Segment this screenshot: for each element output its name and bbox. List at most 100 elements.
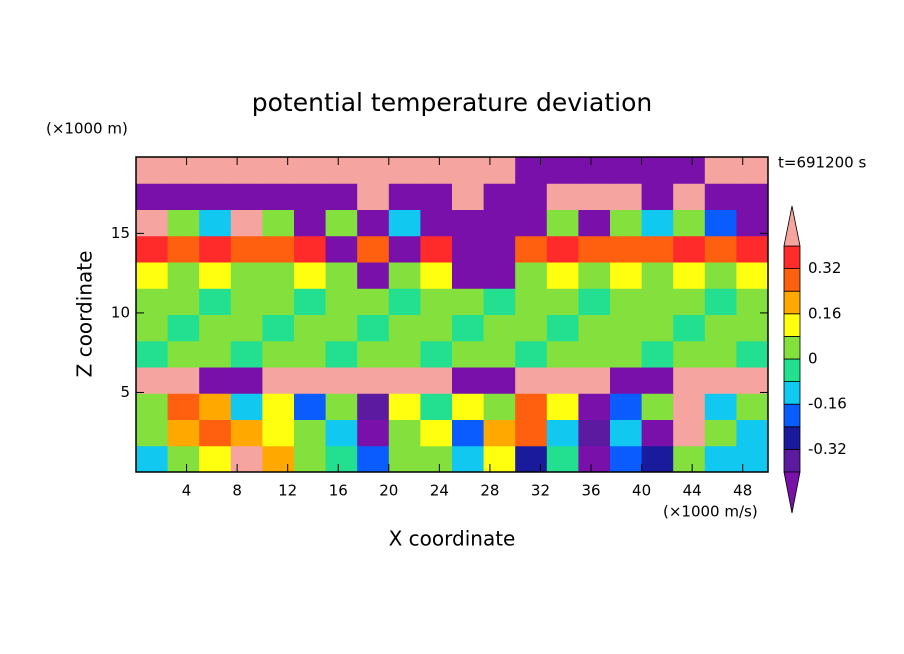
contour-cell	[673, 367, 706, 394]
contour-cell	[199, 209, 232, 237]
colorbar-box	[783, 403, 801, 428]
contour-cell	[483, 419, 516, 447]
contour-cell	[610, 235, 643, 263]
contour-cell	[388, 157, 421, 184]
contour-cell	[294, 340, 327, 368]
contour-cell	[136, 419, 169, 447]
contour-cell	[452, 393, 485, 420]
colorbar-box	[783, 335, 801, 360]
contour-cell	[641, 393, 674, 420]
contour-cell	[452, 340, 485, 368]
y-axis-label: Z coordinate	[73, 251, 97, 378]
contour-cell	[262, 419, 295, 447]
contour-cell	[673, 262, 706, 289]
colorbar-tick-label: -0.16	[808, 395, 847, 413]
contour-cell	[610, 209, 643, 237]
contour-cell	[294, 393, 327, 420]
contour-cell	[515, 157, 548, 184]
contour-cell	[483, 288, 516, 315]
colorbar-box	[783, 313, 801, 337]
contour-cell	[673, 157, 706, 184]
contour-cell	[420, 314, 453, 342]
contour-cell	[294, 235, 327, 263]
contour-cell	[546, 367, 579, 394]
contour-cell	[610, 340, 643, 368]
contour-cell	[167, 235, 200, 263]
contour-cell	[704, 209, 737, 237]
contour-cell	[167, 209, 200, 237]
contour-cell	[357, 157, 390, 184]
contour-cell	[136, 340, 169, 368]
contour-cell	[325, 288, 358, 315]
contour-cell	[199, 314, 232, 342]
contour-cell	[673, 183, 706, 210]
contour-cell	[610, 157, 643, 184]
contour-cell	[546, 288, 579, 315]
contour-cell	[578, 235, 611, 263]
contour-cell	[388, 235, 421, 263]
colorbar-extend-top	[783, 205, 801, 247]
contour-cell	[388, 367, 421, 394]
contour-cell	[230, 288, 263, 315]
contour-cell	[673, 209, 706, 237]
x-tick-label: 8	[232, 482, 242, 500]
contour-cell	[546, 419, 579, 447]
contour-cell	[610, 367, 643, 394]
contour-cell	[736, 288, 769, 315]
contour-cell	[452, 235, 485, 263]
contour-cell	[420, 288, 453, 315]
contour-cell	[230, 393, 263, 420]
contour-cell	[673, 393, 706, 420]
contour-cell	[704, 235, 737, 263]
contour-cell	[610, 393, 643, 420]
y-units: (×1000 m)	[46, 120, 128, 138]
contour-cell	[230, 367, 263, 394]
contour-cell	[294, 209, 327, 237]
contour-cell	[483, 393, 516, 420]
contour-cell	[199, 419, 232, 447]
contour-cell	[230, 314, 263, 342]
contour-cell	[483, 209, 516, 237]
contour-cell	[704, 288, 737, 315]
contour-cell	[388, 340, 421, 368]
contour-cell	[515, 445, 548, 473]
contour-cell	[294, 183, 327, 210]
contour-cell	[641, 157, 674, 184]
contour-cell	[546, 393, 579, 420]
contour-cell	[357, 419, 390, 447]
contour-cell	[546, 314, 579, 342]
contour-cell	[515, 340, 548, 368]
contour-cell	[736, 314, 769, 342]
contour-cell	[199, 262, 232, 289]
colorbar-box	[783, 290, 801, 315]
y-tick-label: 15	[111, 224, 130, 242]
contour-cell	[325, 340, 358, 368]
contour-cell	[167, 183, 200, 210]
y-tick-label: 10	[111, 303, 130, 321]
contour-cell	[452, 209, 485, 237]
contour-cell	[641, 209, 674, 237]
contour-cell	[610, 288, 643, 315]
contour-cell	[515, 235, 548, 263]
colorbar-tick-label: 0.16	[808, 304, 841, 322]
contour-cell	[578, 288, 611, 315]
contour-cell	[515, 314, 548, 342]
contour-cell	[294, 157, 327, 184]
contour-cell	[325, 262, 358, 289]
contour-cell	[230, 209, 263, 237]
contour-cell	[136, 393, 169, 420]
contour-cell	[420, 262, 453, 289]
contour-cell	[136, 183, 169, 210]
contour-cell	[325, 367, 358, 394]
contour-cell	[262, 367, 295, 394]
contour-cell	[673, 419, 706, 447]
contour-cell	[167, 262, 200, 289]
x-tick-label: 12	[278, 482, 297, 500]
contour-cell	[420, 157, 453, 184]
contour-cell	[230, 340, 263, 368]
contour-cell	[294, 445, 327, 473]
contour-cell	[704, 262, 737, 289]
contour-cell	[167, 367, 200, 394]
contour-cell	[388, 183, 421, 210]
contour-cell	[230, 157, 263, 184]
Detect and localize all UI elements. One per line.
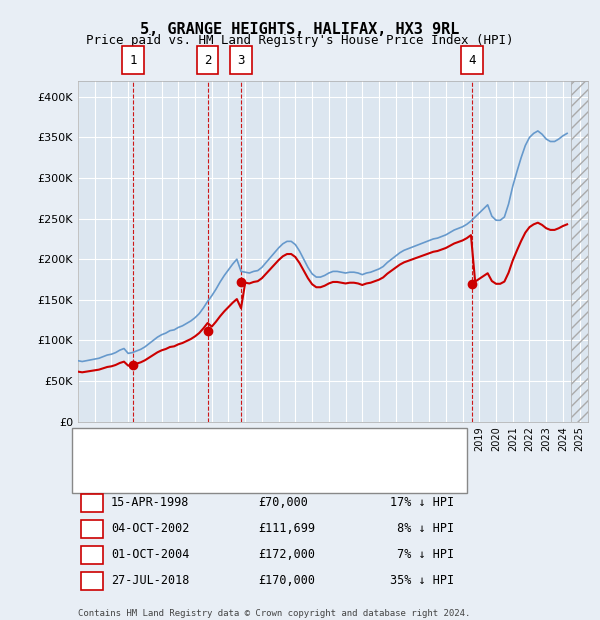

* _任务要求_
从含有“367, 706, 394]”的那一行起，到含有“419, 169, 447]”的那一行止，首尾两行都算在内。请更新这些行：把其中的“colorbar-box”换成“colorbar-swatch”，其余内容一律不变，然后只写出这些行。

* _解答示例_
contour-cell	[673, 367, 706, 394]
contour-cell	[199, 209, 232, 237]
colorbar-swatch	[783, 403, 801, 428]
contour-cell	[483, 419, 516, 447]
contour-cell	[610, 235, 643, 263]
contour-cell	[388, 157, 421, 184]
contour-cell	[294, 340, 327, 368]
contour-cell	[136, 419, 169, 447]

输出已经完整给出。